Repeat the listing in full, preserving every character.

____

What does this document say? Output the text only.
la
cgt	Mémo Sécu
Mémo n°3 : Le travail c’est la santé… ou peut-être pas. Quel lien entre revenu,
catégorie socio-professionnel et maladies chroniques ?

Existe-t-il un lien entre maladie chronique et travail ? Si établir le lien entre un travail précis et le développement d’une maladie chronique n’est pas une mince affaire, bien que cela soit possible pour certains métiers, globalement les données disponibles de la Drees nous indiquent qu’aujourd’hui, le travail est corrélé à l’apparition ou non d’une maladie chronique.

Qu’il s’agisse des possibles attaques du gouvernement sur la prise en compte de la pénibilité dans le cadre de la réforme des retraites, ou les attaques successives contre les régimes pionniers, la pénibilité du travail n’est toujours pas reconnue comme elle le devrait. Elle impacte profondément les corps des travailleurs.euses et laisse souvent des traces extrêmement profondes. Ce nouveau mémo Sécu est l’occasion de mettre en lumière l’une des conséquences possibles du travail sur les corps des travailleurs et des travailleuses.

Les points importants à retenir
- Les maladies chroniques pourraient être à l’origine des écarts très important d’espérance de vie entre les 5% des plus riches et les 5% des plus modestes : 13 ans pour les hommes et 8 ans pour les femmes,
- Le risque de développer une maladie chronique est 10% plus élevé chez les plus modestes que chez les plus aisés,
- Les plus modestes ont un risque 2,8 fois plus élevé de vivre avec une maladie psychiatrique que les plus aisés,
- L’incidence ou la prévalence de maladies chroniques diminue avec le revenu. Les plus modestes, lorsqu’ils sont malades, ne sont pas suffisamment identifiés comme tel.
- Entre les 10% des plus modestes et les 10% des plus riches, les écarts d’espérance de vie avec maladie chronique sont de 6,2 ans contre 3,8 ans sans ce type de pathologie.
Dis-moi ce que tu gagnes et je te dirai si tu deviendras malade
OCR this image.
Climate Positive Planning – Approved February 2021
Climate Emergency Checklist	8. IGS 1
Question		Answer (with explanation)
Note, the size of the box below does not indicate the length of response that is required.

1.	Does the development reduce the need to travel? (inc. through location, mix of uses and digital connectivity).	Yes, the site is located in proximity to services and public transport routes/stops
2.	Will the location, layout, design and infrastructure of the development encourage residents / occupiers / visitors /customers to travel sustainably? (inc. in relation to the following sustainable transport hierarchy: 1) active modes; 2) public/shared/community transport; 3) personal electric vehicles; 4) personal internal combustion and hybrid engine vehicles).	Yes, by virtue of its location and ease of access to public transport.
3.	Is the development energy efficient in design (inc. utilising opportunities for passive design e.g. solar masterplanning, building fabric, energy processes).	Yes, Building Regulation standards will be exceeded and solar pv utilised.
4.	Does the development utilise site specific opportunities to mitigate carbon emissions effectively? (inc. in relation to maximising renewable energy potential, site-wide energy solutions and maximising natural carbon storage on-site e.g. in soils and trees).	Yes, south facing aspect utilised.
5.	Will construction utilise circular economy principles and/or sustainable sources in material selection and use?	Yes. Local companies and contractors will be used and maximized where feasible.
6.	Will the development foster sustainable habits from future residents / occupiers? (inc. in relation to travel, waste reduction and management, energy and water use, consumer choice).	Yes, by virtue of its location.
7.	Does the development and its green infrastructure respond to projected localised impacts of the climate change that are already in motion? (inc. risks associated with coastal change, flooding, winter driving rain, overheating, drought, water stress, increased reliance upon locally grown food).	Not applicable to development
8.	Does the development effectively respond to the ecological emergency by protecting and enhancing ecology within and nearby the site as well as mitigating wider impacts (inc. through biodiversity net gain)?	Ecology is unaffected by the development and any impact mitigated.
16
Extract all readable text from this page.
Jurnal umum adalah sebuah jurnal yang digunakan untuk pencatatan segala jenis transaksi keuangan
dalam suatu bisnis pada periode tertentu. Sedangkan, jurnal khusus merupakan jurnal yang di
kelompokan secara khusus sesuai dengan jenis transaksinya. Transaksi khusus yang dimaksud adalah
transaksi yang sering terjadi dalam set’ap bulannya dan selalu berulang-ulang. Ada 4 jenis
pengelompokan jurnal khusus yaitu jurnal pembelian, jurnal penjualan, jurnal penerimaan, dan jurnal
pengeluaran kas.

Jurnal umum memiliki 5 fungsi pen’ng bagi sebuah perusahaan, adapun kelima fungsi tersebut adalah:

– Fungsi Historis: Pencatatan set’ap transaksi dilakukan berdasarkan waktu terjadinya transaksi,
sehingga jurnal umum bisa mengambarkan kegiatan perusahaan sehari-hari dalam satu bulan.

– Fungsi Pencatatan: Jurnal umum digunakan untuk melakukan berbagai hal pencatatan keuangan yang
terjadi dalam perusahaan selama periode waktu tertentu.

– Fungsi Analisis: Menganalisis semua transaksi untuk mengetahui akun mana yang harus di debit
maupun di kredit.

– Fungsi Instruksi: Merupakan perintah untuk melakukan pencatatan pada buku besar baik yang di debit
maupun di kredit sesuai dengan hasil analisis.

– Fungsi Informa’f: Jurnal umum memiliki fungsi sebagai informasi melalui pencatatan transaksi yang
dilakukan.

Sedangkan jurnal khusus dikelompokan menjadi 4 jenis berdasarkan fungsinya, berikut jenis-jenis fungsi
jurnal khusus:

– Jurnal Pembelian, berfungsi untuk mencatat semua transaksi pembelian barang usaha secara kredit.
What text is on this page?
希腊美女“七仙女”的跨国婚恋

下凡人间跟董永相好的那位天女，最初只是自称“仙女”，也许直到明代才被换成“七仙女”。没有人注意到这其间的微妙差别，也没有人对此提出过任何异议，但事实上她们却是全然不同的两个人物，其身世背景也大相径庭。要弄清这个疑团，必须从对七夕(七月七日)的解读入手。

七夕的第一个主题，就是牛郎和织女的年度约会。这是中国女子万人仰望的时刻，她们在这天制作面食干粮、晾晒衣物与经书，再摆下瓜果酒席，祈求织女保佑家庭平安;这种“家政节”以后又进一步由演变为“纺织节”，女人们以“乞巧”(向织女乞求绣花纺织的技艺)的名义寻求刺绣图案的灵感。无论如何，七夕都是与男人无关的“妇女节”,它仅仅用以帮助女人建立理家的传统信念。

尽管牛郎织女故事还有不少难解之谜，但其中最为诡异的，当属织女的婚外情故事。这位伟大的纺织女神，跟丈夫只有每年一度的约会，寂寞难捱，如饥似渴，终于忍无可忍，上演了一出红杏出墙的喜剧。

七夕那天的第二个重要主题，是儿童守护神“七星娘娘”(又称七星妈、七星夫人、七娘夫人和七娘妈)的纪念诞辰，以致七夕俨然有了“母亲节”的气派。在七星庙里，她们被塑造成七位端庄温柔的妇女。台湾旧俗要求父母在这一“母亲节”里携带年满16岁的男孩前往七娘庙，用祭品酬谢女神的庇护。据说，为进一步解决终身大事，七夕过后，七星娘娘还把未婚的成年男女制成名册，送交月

____

**Correct response:**
What does this document say? Output the text only.
la
cgt	Mémo Sécu
Mémo n°3 : Le travail c’est la santé… ou peut-être pas. Quel lien entre revenu,
catégorie socio-professionnel et maladies chroniques ?

Existe-t-il un lien entre maladie chronique et travail ? Si établir le lien entre un travail précis et le développement d’une maladie chronique n’est pas une mince affaire, bien que cela soit possible pour certains métiers, globalement les données disponibles de la Drees nous indiquent qu’aujourd’hui, le travail est corrélé à l’apparition ou non d’une maladie chronique.

Qu’il s’agisse des possibles attaques du gouvernement sur la prise en compte de la pénibilité dans le cadre de la réforme des retraites, ou les attaques successives contre les régimes pionniers, la pénibilité du travail n’est toujours pas reconnue comme elle le devrait. Elle impacte profondément les corps des travailleurs.euses et laisse souvent des traces extrêmement profondes. Ce nouveau mémo Sécu est l’occasion de mettre en lumière l’une des conséquences possibles du travail sur les corps des travailleurs et des travailleuses.

Les points importants à retenir
- Les maladies chroniques pourraient être à l’origine des écarts très important d’espérance de vie entre les 5% des plus riches et les 5% des plus modestes : 13 ans pour les hommes et 8 ans pour les femmes,
- Le risque de développer une maladie chronique est 10% plus élevé chez les plus modestes que chez les plus aisés,
- Les plus modestes ont un risque 2,8 fois plus élevé de vivre avec une maladie psychiatrique que les plus aisés,
- L’incidence ou la prévalence de maladies chroniques diminue avec le revenu. Les plus modestes, lorsqu’ils sont malades, ne sont pas suffisamment identifiés comme tel.
- Entre les 10% des plus modestes et les 10% des plus riches, les écarts d’espérance de vie avec maladie chronique sont de 6,2 ans contre 3,8 ans sans ce type de pathologie.
Dis-moi ce que tu gagnes et je te dirai si tu deviendras malade
OCR this image.
Climate Positive Planning – Approved February 2021
Climate Emergency Checklist	8. IGS 1
Question		Answer (with explanation)
Note, the size of the box below does not indicate the length of response that is required.

1.	Does the development reduce the need to travel? (inc. through location, mix of uses and digital connectivity).	Yes, the site is located in proximity to services and public transport routes/stops
2.	Will the location, layout, design and infrastructure of the development encourage residents / occupiers / visitors /customers to travel sustainably? (inc. in relation to the following sustainable transport hierarchy: 1) active modes; 2) public/shared/community transport; 3) personal electric vehicles; 4) personal internal combustion and hybrid engine vehicles).	Yes, by virtue of its location and ease of access to public transport.
3.	Is the development energy efficient in design (inc. utilising opportunities for passive design e.g. solar masterplanning, building fabric, energy processes).	Yes, Building Regulation standards will be exceeded and solar pv utilised.
4.	Does the development utilise site specific opportunities to mitigate carbon emissions effectively? (inc. in relation to maximising renewable energy potential, site-wide energy solutions and maximising natural carbon storage on-site e.g. in soils and trees).	Yes, south facing aspect utilised.
5.	Will construction utilise circular economy principles and/or sustainable sources in material selection and use?	Yes. Local companies and contractors will be used and maximized where feasible.
6.	Will the development foster sustainable habits from future residents / occupiers? (inc. in relation to travel, waste reduction and management, energy and water use, consumer choice).	Yes, by virtue of its location.
7.	Does the development and its green infrastructure respond to projected localised impacts of the climate change that are already in motion? (inc. risks associated with coastal change, flooding, winter driving rain, overheating, drought, water stress, increased reliance upon locally grown food).	Not applicable to development
8.	Does the development effectively respond to the ecological emergency by protecting and enhancing ecology within and nearby the site as well as mitigating wider impacts (inc. through biodiversity net gain)?	Ecology is unaffected by the development and any impact mitigated.
16
Extract all readable text from this page.
Jurnal umum adalah sebuah jurnal yang digunakan untuk pencatatan segala jenis transaksi keuangan
dalam suatu bisnis pada periode tertentu. Sedangkan, jurnal khusus merupakan jurnal yang di
kelompokan secara khusus sesuai dengan jenis transaksinya. Transaksi khusus yang dimaksud adalah
transaksi yang sering terjadi dalam set’ap bulannya dan selalu berulang-ulang. Ada 4 jenis
pengelompokan jurnal khusus yaitu jurnal pembelian, jurnal penjualan, jurnal penerimaan, dan jurnal
pengeluaran kas.

Jurnal umum memiliki 5 fungsi pen’ng bagi sebuah perusahaan, adapun kelima fungsi tersebut adalah:

– Fungsi Historis: Pencatatan set’ap transaksi dilakukan berdasarkan waktu terjadinya transaksi,
sehingga jurnal umum bisa mengambarkan kegiatan perusahaan sehari-hari dalam satu bulan.

– Fungsi Pencatatan: Jurnal umum digunakan untuk melakukan berbagai hal pencatatan keuangan yang
terjadi dalam perusahaan selama periode waktu tertentu.

– Fungsi Analisis: Menganalisis semua transaksi untuk mengetahui akun mana yang harus di debit
maupun di kredit.

– Fungsi Instruksi: Merupakan perintah untuk melakukan pencatatan pada buku besar baik yang di debit
maupun di kredit sesuai dengan hasil analisis.

– Fungsi Informa’f: Jurnal umum memiliki fungsi sebagai informasi melalui pencatatan transaksi yang
dilakukan.

Sedangkan jurnal khusus dikelompokan menjadi 4 jenis berdasarkan fungsinya, berikut jenis-jenis fungsi
jurnal khusus:

– Jurnal Pembelian, berfungsi untuk mencatat semua transaksi pembelian barang usaha secara kredit.
What text is on this page?
希腊美女“七仙女”的跨国婚恋

下凡人间跟董永相好的那位天女，最初只是自称“仙女”，也许直到明代才被换成“七仙女”。没有人注意到这其间的微妙差别，也没有人对此提出过任何异议，但事实上她们却是全然不同的两个人物，其身世背景也大相径庭。要弄清这个疑团，必须从对七夕(七月七日)的解读入手。

七夕的第一个主题，就是牛郎和织女的年度约会。这是中国女子万人仰望的时刻，她们在这天制作面食干粮、晾晒衣物与经书，再摆下瓜果酒席，祈求织女保佑家庭平安;这种“家政节”以后又进一步由演变为“纺织节”，女人们以“乞巧”(向织女乞求绣花纺织的技艺)的名义寻求刺绣图案的灵感。无论如何，七夕都是与男人无关的“妇女节”,它仅仅用以帮助女人建立理家的传统信念。

尽管牛郎织女故事还有不少难解之谜，但其中最为诡异的，当属织女的婚外情故事。这位伟大的纺织女神，跟丈夫只有每年一度的约会，寂寞难捱，如饥似渴，终于忍无可忍，上演了一出红杏出墙的喜剧。

七夕那天的第二个重要主题，是儿童守护神“七星娘娘”(又称七星妈、七星夫人、七娘夫人和七娘妈)的纪念诞辰，以致七夕俨然有了“母亲节”的气派。在七星庙里，她们被塑造成七位端庄温柔的妇女。台湾旧俗要求父母在这一“母亲节”里携带年满16岁的男孩前往七娘庙，用祭品酬谢女神的庇护。据说，为进一步解决终身大事，七夕过后，七星娘娘还把未婚的成年男女制成名册，送交月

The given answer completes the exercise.